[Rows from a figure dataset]
──────────
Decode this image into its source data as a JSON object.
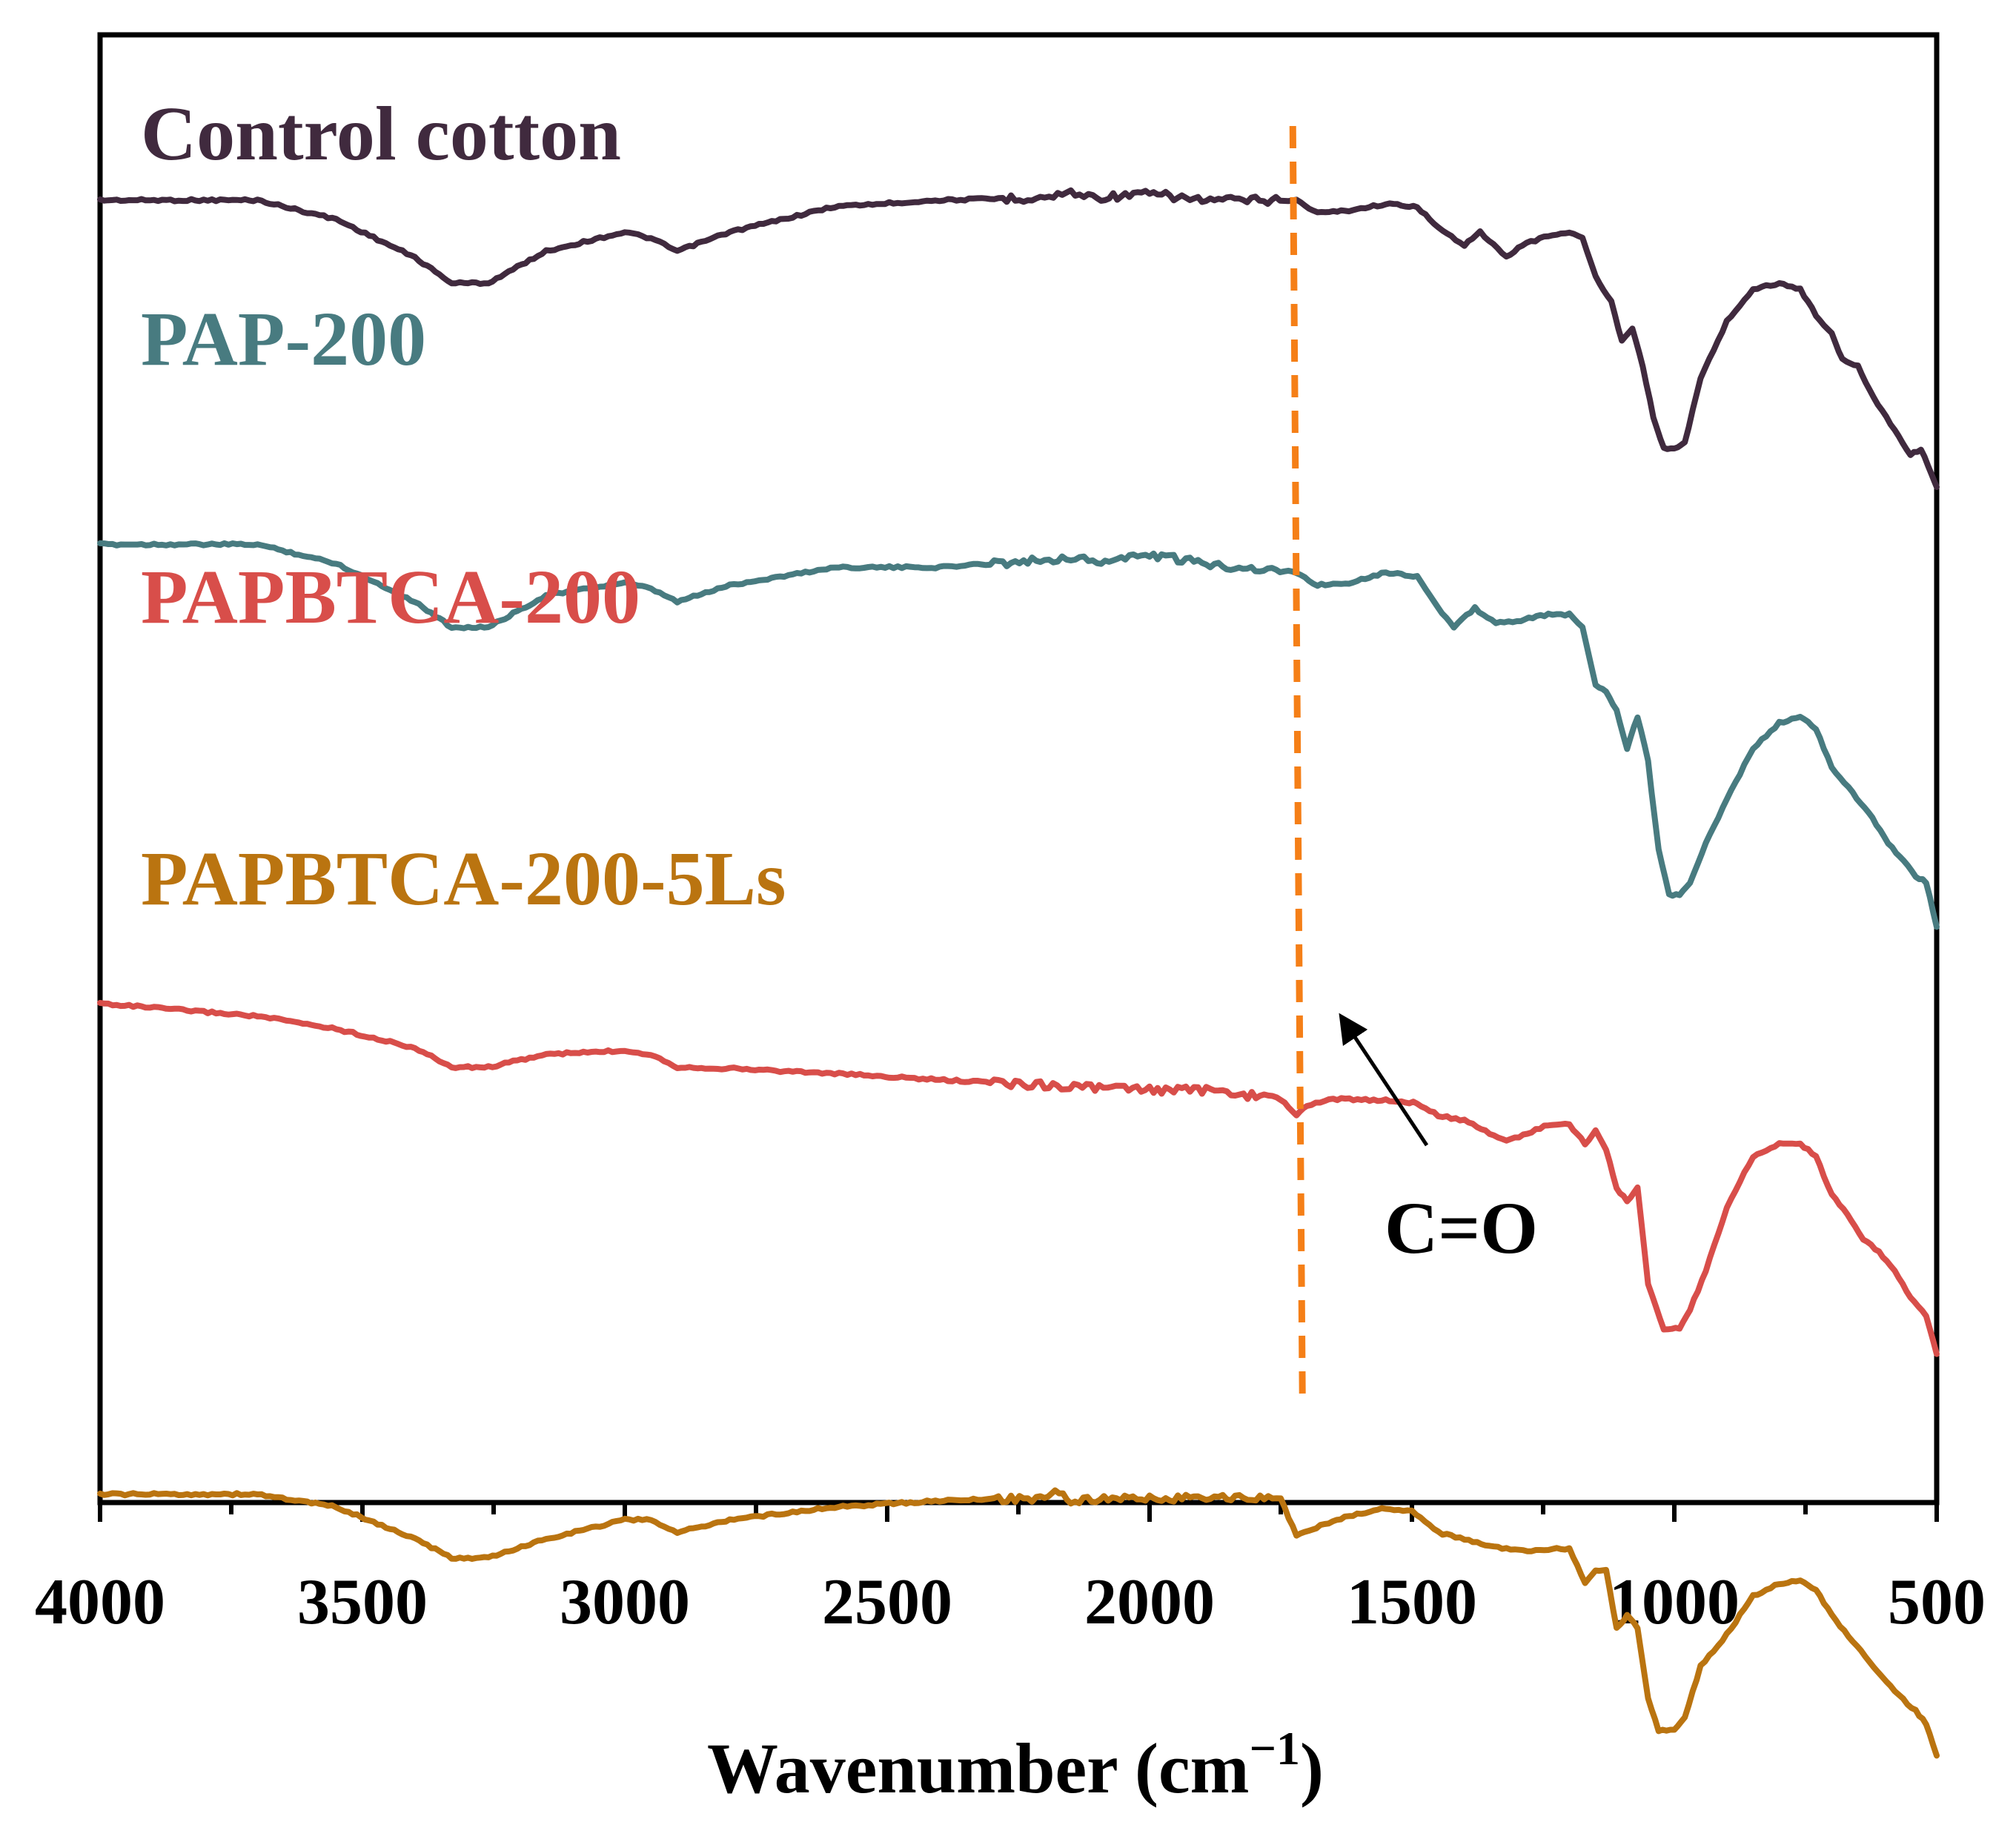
{
  "chart_data": {
    "type": "line",
    "xlabel": "Wavenumber (cm",
    "xlabel_sup": "−1",
    "xlabel_close": ")",
    "ylabel": "",
    "xlim": [
      4000,
      500
    ],
    "x_reversed": true,
    "xticks": [
      "4000",
      "3500",
      "3000",
      "2500",
      "2000",
      "1500",
      "1000",
      "500"
    ],
    "legend": "none",
    "grid": false,
    "y_units": "arbitrary (stacked transmittance, top curve at 10, downward dips = absorption)",
    "series": [
      {
        "name": "Control cotton",
        "color": "#402a3e",
        "points": [
          [
            4000,
            10.0
          ],
          [
            3700,
            10.0
          ],
          [
            3550,
            9.85
          ],
          [
            3400,
            9.55
          ],
          [
            3330,
            9.35
          ],
          [
            3260,
            9.35
          ],
          [
            3150,
            9.6
          ],
          [
            3000,
            9.75
          ],
          [
            2950,
            9.7
          ],
          [
            2900,
            9.6
          ],
          [
            2800,
            9.75
          ],
          [
            2600,
            9.95
          ],
          [
            2400,
            10.0
          ],
          [
            2200,
            10.02
          ],
          [
            2150,
            10.06
          ],
          [
            2100,
            10.02
          ],
          [
            2000,
            10.05
          ],
          [
            1900,
            10.0
          ],
          [
            1720,
            10.0
          ],
          [
            1680,
            9.9
          ],
          [
            1620,
            9.92
          ],
          [
            1550,
            9.97
          ],
          [
            1490,
            9.95
          ],
          [
            1450,
            9.78
          ],
          [
            1400,
            9.65
          ],
          [
            1370,
            9.75
          ],
          [
            1320,
            9.55
          ],
          [
            1290,
            9.65
          ],
          [
            1240,
            9.72
          ],
          [
            1200,
            9.75
          ],
          [
            1175,
            9.7
          ],
          [
            1150,
            9.4
          ],
          [
            1120,
            9.2
          ],
          [
            1100,
            8.9
          ],
          [
            1080,
            9.0
          ],
          [
            1060,
            8.7
          ],
          [
            1040,
            8.3
          ],
          [
            1020,
            8.05
          ],
          [
            1000,
            8.05
          ],
          [
            980,
            8.1
          ],
          [
            950,
            8.6
          ],
          [
            900,
            9.05
          ],
          [
            850,
            9.3
          ],
          [
            800,
            9.35
          ],
          [
            760,
            9.3
          ],
          [
            730,
            9.1
          ],
          [
            700,
            8.95
          ],
          [
            680,
            8.75
          ],
          [
            650,
            8.7
          ],
          [
            620,
            8.45
          ],
          [
            580,
            8.2
          ],
          [
            550,
            8.0
          ],
          [
            530,
            8.05
          ],
          [
            510,
            7.85
          ],
          [
            500,
            7.75
          ]
        ]
      },
      {
        "name": "PAP-200",
        "color": "#487b80",
        "points": [
          [
            4000,
            7.3
          ],
          [
            3700,
            7.3
          ],
          [
            3550,
            7.15
          ],
          [
            3400,
            6.85
          ],
          [
            3330,
            6.65
          ],
          [
            3260,
            6.65
          ],
          [
            3150,
            6.9
          ],
          [
            3000,
            7.0
          ],
          [
            2950,
            6.95
          ],
          [
            2900,
            6.85
          ],
          [
            2800,
            6.98
          ],
          [
            2600,
            7.12
          ],
          [
            2400,
            7.12
          ],
          [
            2200,
            7.18
          ],
          [
            2150,
            7.2
          ],
          [
            2100,
            7.16
          ],
          [
            2000,
            7.22
          ],
          [
            1900,
            7.15
          ],
          [
            1720,
            7.08
          ],
          [
            1680,
            6.98
          ],
          [
            1620,
            7.0
          ],
          [
            1550,
            7.08
          ],
          [
            1490,
            7.05
          ],
          [
            1450,
            6.8
          ],
          [
            1420,
            6.65
          ],
          [
            1380,
            6.8
          ],
          [
            1340,
            6.68
          ],
          [
            1300,
            6.7
          ],
          [
            1240,
            6.75
          ],
          [
            1200,
            6.75
          ],
          [
            1175,
            6.65
          ],
          [
            1150,
            6.2
          ],
          [
            1130,
            6.15
          ],
          [
            1110,
            6.0
          ],
          [
            1090,
            5.7
          ],
          [
            1070,
            5.95
          ],
          [
            1050,
            5.6
          ],
          [
            1030,
            4.9
          ],
          [
            1010,
            4.55
          ],
          [
            990,
            4.55
          ],
          [
            970,
            4.65
          ],
          [
            940,
            4.95
          ],
          [
            900,
            5.3
          ],
          [
            850,
            5.7
          ],
          [
            800,
            5.9
          ],
          [
            760,
            5.95
          ],
          [
            730,
            5.85
          ],
          [
            700,
            5.55
          ],
          [
            660,
            5.35
          ],
          [
            630,
            5.2
          ],
          [
            600,
            5.0
          ],
          [
            570,
            4.85
          ],
          [
            540,
            4.7
          ],
          [
            520,
            4.65
          ],
          [
            500,
            4.3
          ]
        ]
      },
      {
        "name": "PAPBTCA-200",
        "color": "#d84e4a",
        "points": [
          [
            4000,
            3.7
          ],
          [
            3700,
            3.6
          ],
          [
            3550,
            3.5
          ],
          [
            3400,
            3.35
          ],
          [
            3330,
            3.2
          ],
          [
            3260,
            3.2
          ],
          [
            3150,
            3.3
          ],
          [
            3000,
            3.33
          ],
          [
            2950,
            3.3
          ],
          [
            2900,
            3.2
          ],
          [
            2800,
            3.19
          ],
          [
            2600,
            3.15
          ],
          [
            2400,
            3.1
          ],
          [
            2200,
            3.06
          ],
          [
            2000,
            3.02
          ],
          [
            1900,
            3.02
          ],
          [
            1750,
            2.95
          ],
          [
            1720,
            2.82
          ],
          [
            1700,
            2.9
          ],
          [
            1650,
            2.95
          ],
          [
            1550,
            2.94
          ],
          [
            1490,
            2.92
          ],
          [
            1450,
            2.82
          ],
          [
            1400,
            2.78
          ],
          [
            1360,
            2.7
          ],
          [
            1320,
            2.62
          ],
          [
            1280,
            2.68
          ],
          [
            1240,
            2.75
          ],
          [
            1200,
            2.75
          ],
          [
            1170,
            2.6
          ],
          [
            1150,
            2.7
          ],
          [
            1130,
            2.55
          ],
          [
            1110,
            2.25
          ],
          [
            1090,
            2.15
          ],
          [
            1070,
            2.25
          ],
          [
            1050,
            1.5
          ],
          [
            1020,
            1.15
          ],
          [
            990,
            1.15
          ],
          [
            970,
            1.3
          ],
          [
            940,
            1.6
          ],
          [
            900,
            2.1
          ],
          [
            850,
            2.5
          ],
          [
            800,
            2.6
          ],
          [
            760,
            2.6
          ],
          [
            730,
            2.5
          ],
          [
            700,
            2.2
          ],
          [
            670,
            2.05
          ],
          [
            640,
            1.85
          ],
          [
            610,
            1.75
          ],
          [
            580,
            1.6
          ],
          [
            550,
            1.4
          ],
          [
            520,
            1.25
          ],
          [
            500,
            0.95
          ]
        ]
      },
      {
        "name": "PAPBTCA-200-5Ls",
        "color": "#ba7410",
        "points": [
          [
            4000,
            -0.15
          ],
          [
            3700,
            -0.15
          ],
          [
            3550,
            -0.25
          ],
          [
            3400,
            -0.5
          ],
          [
            3330,
            -0.65
          ],
          [
            3260,
            -0.65
          ],
          [
            3150,
            -0.5
          ],
          [
            3000,
            -0.35
          ],
          [
            2950,
            -0.35
          ],
          [
            2900,
            -0.45
          ],
          [
            2800,
            -0.35
          ],
          [
            2600,
            -0.25
          ],
          [
            2400,
            -0.2
          ],
          [
            2200,
            -0.18
          ],
          [
            2180,
            -0.1
          ],
          [
            2150,
            -0.2
          ],
          [
            2000,
            -0.18
          ],
          [
            1900,
            -0.18
          ],
          [
            1750,
            -0.18
          ],
          [
            1720,
            -0.48
          ],
          [
            1690,
            -0.42
          ],
          [
            1620,
            -0.32
          ],
          [
            1550,
            -0.26
          ],
          [
            1500,
            -0.28
          ],
          [
            1450,
            -0.45
          ],
          [
            1400,
            -0.5
          ],
          [
            1360,
            -0.55
          ],
          [
            1320,
            -0.58
          ],
          [
            1280,
            -0.6
          ],
          [
            1240,
            -0.58
          ],
          [
            1200,
            -0.58
          ],
          [
            1170,
            -0.85
          ],
          [
            1150,
            -0.75
          ],
          [
            1130,
            -0.75
          ],
          [
            1110,
            -1.2
          ],
          [
            1090,
            -1.1
          ],
          [
            1070,
            -1.2
          ],
          [
            1050,
            -1.75
          ],
          [
            1030,
            -2.0
          ],
          [
            1000,
            -2.0
          ],
          [
            980,
            -1.9
          ],
          [
            950,
            -1.5
          ],
          [
            900,
            -1.25
          ],
          [
            850,
            -0.95
          ],
          [
            800,
            -0.85
          ],
          [
            760,
            -0.82
          ],
          [
            730,
            -0.9
          ],
          [
            700,
            -1.1
          ],
          [
            660,
            -1.3
          ],
          [
            620,
            -1.5
          ],
          [
            580,
            -1.7
          ],
          [
            540,
            -1.85
          ],
          [
            520,
            -1.95
          ],
          [
            500,
            -2.2
          ]
        ]
      }
    ],
    "annotations": [
      {
        "text": "C=O",
        "x": 1720,
        "type": "vertical-dashed-line-with-arrow",
        "color": "#f57f17"
      }
    ]
  }
}
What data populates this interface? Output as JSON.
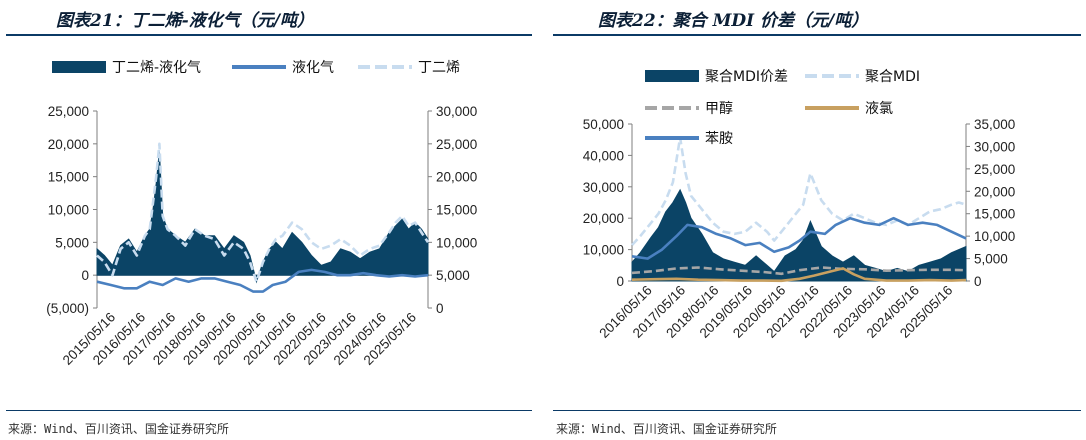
──────────
EXERCISE BRIEF
Show each line of the listing that holds the string "JSON".

EXERCISE RESPONSE
Decode this image into its source data as a JSON object.
What data populates this interface? Output as JSON.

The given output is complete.